◆ What to work on:
Could you print all the entries exactly?

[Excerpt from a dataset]
%%
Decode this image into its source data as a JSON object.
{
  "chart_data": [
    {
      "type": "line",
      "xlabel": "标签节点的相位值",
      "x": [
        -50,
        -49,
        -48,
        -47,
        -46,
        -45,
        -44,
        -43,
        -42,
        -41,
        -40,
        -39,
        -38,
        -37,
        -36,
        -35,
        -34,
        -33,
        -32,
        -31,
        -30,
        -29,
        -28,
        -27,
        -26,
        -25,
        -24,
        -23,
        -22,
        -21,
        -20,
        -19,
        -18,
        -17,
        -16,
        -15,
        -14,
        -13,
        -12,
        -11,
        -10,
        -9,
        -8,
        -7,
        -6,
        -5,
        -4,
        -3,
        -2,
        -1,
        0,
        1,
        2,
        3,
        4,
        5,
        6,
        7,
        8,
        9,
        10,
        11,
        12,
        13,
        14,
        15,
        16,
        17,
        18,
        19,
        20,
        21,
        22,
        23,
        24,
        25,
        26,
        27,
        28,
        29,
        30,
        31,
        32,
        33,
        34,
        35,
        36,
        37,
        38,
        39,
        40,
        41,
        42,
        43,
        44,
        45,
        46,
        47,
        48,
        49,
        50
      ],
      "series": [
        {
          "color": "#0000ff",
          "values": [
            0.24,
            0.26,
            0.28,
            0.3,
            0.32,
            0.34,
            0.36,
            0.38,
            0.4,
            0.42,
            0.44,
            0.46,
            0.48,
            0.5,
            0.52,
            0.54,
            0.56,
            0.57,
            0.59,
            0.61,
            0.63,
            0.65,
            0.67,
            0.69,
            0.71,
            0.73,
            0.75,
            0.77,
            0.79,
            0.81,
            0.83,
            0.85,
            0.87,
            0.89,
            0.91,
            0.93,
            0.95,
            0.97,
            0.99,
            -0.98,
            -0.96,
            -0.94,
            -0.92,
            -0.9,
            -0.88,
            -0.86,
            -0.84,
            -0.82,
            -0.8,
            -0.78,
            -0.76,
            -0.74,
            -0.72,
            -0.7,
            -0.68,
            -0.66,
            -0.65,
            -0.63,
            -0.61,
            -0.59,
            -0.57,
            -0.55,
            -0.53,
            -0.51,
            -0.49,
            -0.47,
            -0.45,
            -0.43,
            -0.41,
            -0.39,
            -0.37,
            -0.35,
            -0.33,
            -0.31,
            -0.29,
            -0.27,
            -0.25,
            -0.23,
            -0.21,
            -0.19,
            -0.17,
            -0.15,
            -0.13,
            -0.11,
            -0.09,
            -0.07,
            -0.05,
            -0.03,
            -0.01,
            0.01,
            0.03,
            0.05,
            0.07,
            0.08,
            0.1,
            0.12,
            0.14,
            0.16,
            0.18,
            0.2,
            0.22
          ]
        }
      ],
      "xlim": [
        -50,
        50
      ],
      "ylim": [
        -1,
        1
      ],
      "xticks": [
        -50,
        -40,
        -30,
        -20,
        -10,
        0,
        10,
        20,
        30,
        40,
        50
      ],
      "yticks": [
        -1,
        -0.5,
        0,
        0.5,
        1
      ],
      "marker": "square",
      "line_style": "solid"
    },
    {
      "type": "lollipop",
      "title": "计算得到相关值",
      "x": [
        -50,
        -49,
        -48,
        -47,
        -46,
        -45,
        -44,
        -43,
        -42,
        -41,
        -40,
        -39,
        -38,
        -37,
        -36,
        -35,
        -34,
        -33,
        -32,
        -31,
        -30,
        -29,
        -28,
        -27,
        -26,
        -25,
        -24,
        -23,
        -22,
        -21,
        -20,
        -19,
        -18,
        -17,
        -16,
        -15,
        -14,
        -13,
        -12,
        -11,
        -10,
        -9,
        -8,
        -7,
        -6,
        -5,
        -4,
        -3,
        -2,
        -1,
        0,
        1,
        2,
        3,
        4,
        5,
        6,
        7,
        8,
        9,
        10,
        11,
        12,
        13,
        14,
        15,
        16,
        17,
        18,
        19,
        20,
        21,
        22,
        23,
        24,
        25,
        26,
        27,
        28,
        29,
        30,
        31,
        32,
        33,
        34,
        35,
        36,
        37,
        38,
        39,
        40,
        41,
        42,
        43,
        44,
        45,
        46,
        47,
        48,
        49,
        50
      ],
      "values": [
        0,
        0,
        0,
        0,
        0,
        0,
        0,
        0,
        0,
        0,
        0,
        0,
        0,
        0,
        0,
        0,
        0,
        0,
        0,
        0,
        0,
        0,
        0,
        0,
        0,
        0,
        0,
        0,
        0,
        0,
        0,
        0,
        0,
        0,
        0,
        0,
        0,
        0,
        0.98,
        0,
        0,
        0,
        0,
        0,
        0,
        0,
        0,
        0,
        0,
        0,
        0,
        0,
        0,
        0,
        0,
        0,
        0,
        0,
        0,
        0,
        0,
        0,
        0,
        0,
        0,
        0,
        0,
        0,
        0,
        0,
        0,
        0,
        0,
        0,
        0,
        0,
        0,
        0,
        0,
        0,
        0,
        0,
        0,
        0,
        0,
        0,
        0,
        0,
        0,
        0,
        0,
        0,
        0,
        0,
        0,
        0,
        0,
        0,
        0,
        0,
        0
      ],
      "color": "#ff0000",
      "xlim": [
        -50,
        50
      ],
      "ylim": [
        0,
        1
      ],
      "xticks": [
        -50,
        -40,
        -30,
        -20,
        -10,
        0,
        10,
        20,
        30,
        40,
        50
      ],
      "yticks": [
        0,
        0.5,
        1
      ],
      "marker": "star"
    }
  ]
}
%%
◆ Task result:
Decode this image into its source data as a JSON object.
{
  "chart_data": [
    {
      "type": "line",
      "xlabel": "标签节点的相位值",
      "x": [
        -50,
        -49,
        -48,
        -47,
        -46,
        -45,
        -44,
        -43,
        -42,
        -41,
        -40,
        -39,
        -38,
        -37,
        -36,
        -35,
        -34,
        -33,
        -32,
        -31,
        -30,
        -29,
        -28,
        -27,
        -26,
        -25,
        -24,
        -23,
        -22,
        -21,
        -20,
        -19,
        -18,
        -17,
        -16,
        -15,
        -14,
        -13,
        -12,
        -11,
        -10,
        -9,
        -8,
        -7,
        -6,
        -5,
        -4,
        -3,
        -2,
        -1,
        0,
        1,
        2,
        3,
        4,
        5,
        6,
        7,
        8,
        9,
        10,
        11,
        12,
        13,
        14,
        15,
        16,
        17,
        18,
        19,
        20,
        21,
        22,
        23,
        24,
        25,
        26,
        27,
        28,
        29,
        30,
        31,
        32,
        33,
        34,
        35,
        36,
        37,
        38,
        39,
        40,
        41,
        42,
        43,
        44,
        45,
        46,
        47,
        48,
        49,
        50
      ],
      "series": [
        {
          "color": "#0000ff",
          "values": [
            0.24,
            0.26,
            0.28,
            0.3,
            0.32,
            0.34,
            0.36,
            0.38,
            0.4,
            0.42,
            0.44,
            0.46,
            0.48,
            0.5,
            0.52,
            0.54,
            0.56,
            0.57,
            0.59,
            0.61,
            0.63,
            0.65,
            0.67,
            0.69,
            0.71,
            0.73,
            0.75,
            0.77,
            0.79,
            0.81,
            0.83,
            0.85,
            0.87,
            0.89,
            0.91,
            0.93,
            0.95,
            0.97,
            0.99,
            -0.98,
            -0.96,
            -0.94,
            -0.92,
            -0.9,
            -0.88,
            -0.86,
            -0.84,
            -0.82,
            -0.8,
            -0.78,
            -0.76,
            -0.74,
            -0.72,
            -0.7,
            -0.68,
            -0.66,
            -0.65,
            -0.63,
            -0.61,
            -0.59,
            -0.57,
            -0.55,
            -0.53,
            -0.51,
            -0.49,
            -0.47,
            -0.45,
            -0.43,
            -0.41,
            -0.39,
            -0.37,
            -0.35,
            -0.33,
            -0.31,
            -0.29,
            -0.27,
            -0.25,
            -0.23,
            -0.21,
            -0.19,
            -0.17,
            -0.15,
            -0.13,
            -0.11,
            -0.09,
            -0.07,
            -0.05,
            -0.03,
            -0.01,
            0.01,
            0.03,
            0.05,
            0.07,
            0.08,
            0.1,
            0.12,
            0.14,
            0.16,
            0.18,
            0.2,
            0.22
          ]
        }
      ],
      "xlim": [
        -50,
        50
      ],
      "ylim": [
        -1,
        1
      ],
      "xticks": [
        -50,
        -40,
        -30,
        -20,
        -10,
        0,
        10,
        20,
        30,
        40,
        50
      ],
      "yticks": [
        -1,
        -0.5,
        0,
        0.5,
        1
      ],
      "marker": "square",
      "line_style": "solid"
    },
    {
      "type": "lollipop",
      "title": "计算得到相关值",
      "x": [
        -50,
        -49,
        -48,
        -47,
        -46,
        -45,
        -44,
        -43,
        -42,
        -41,
        -40,
        -39,
        -38,
        -37,
        -36,
        -35,
        -34,
        -33,
        -32,
        -31,
        -30,
        -29,
        -28,
        -27,
        -26,
        -25,
        -24,
        -23,
        -22,
        -21,
        -20,
        -19,
        -18,
        -17,
        -16,
        -15,
        -14,
        -13,
        -12,
        -11,
        -10,
        -9,
        -8,
        -7,
        -6,
        -5,
        -4,
        -3,
        -2,
        -1,
        0,
        1,
        2,
        3,
        4,
        5,
        6,
        7,
        8,
        9,
        10,
        11,
        12,
        13,
        14,
        15,
        16,
        17,
        18,
        19,
        20,
        21,
        22,
        23,
        24,
        25,
        26,
        27,
        28,
        29,
        30,
        31,
        32,
        33,
        34,
        35,
        36,
        37,
        38,
        39,
        40,
        41,
        42,
        43,
        44,
        45,
        46,
        47,
        48,
        49,
        50
      ],
      "values": [
        0,
        0,
        0,
        0,
        0,
        0,
        0,
        0,
        0,
        0,
        0,
        0,
        0,
        0,
        0,
        0,
        0,
        0,
        0,
        0,
        0,
        0,
        0,
        0,
        0,
        0,
        0,
        0,
        0,
        0,
        0,
        0,
        0,
        0,
        0,
        0,
        0,
        0,
        0.98,
        0,
        0,
        0,
        0,
        0,
        0,
        0,
        0,
        0,
        0,
        0,
        0,
        0,
        0,
        0,
        0,
        0,
        0,
        0,
        0,
        0,
        0,
        0,
        0,
        0,
        0,
        0,
        0,
        0,
        0,
        0,
        0,
        0,
        0,
        0,
        0,
        0,
        0,
        0,
        0,
        0,
        0,
        0,
        0,
        0,
        0,
        0,
        0,
        0,
        0,
        0,
        0,
        0,
        0,
        0,
        0,
        0,
        0,
        0,
        0,
        0,
        0
      ],
      "color": "#ff0000",
      "xlim": [
        -50,
        50
      ],
      "ylim": [
        0,
        1
      ],
      "xticks": [
        -50,
        -40,
        -30,
        -20,
        -10,
        0,
        10,
        20,
        30,
        40,
        50
      ],
      "yticks": [
        0,
        0.5,
        1
      ],
      "marker": "star"
    }
  ]
}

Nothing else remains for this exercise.